*STORED DATA*:
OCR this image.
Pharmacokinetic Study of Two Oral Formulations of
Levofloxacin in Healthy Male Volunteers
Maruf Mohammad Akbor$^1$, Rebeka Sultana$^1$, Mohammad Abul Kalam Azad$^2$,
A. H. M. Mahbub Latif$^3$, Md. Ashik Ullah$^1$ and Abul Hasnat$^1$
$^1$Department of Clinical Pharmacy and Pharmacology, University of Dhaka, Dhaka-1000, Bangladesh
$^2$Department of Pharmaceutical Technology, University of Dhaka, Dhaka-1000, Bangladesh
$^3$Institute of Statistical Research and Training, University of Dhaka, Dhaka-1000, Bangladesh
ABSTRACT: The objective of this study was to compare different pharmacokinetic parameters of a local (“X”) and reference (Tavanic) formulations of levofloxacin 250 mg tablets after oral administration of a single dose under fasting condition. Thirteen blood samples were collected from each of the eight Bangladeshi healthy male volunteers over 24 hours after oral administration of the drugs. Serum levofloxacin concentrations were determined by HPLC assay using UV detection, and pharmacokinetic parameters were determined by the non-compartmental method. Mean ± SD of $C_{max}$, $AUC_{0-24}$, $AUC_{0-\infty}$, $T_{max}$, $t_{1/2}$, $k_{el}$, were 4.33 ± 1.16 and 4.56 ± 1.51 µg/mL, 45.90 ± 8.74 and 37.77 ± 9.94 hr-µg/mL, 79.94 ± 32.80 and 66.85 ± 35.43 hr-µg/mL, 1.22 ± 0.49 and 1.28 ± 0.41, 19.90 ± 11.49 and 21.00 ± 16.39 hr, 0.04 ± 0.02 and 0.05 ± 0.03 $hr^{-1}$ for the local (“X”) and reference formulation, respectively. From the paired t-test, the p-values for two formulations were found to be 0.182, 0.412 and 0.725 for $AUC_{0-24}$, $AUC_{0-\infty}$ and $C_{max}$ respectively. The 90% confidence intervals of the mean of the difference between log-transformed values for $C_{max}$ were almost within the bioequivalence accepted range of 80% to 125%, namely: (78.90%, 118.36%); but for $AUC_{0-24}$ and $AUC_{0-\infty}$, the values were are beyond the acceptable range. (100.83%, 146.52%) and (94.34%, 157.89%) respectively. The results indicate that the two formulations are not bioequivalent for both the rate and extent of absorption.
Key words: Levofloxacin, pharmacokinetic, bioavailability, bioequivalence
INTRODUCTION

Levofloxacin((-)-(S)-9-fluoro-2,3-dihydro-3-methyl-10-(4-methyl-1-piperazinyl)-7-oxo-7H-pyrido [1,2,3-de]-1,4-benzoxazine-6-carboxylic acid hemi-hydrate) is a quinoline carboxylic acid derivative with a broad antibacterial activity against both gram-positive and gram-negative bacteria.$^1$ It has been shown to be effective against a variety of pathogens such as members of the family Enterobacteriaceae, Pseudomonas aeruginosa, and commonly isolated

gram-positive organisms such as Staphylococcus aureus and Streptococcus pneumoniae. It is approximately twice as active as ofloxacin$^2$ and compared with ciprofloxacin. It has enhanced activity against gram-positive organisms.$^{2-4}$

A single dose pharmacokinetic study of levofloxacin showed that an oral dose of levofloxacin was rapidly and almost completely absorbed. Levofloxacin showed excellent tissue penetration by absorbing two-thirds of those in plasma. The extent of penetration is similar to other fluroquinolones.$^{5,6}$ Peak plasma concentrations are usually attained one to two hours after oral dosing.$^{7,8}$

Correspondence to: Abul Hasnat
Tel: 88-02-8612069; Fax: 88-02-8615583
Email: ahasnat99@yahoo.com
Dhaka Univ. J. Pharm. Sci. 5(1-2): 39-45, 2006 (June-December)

*WHAT YOU SHOULD DO*: What is needed is the number of lines in the data that hold the word "Abul", with nothing added.

*TASK RESULT*: 3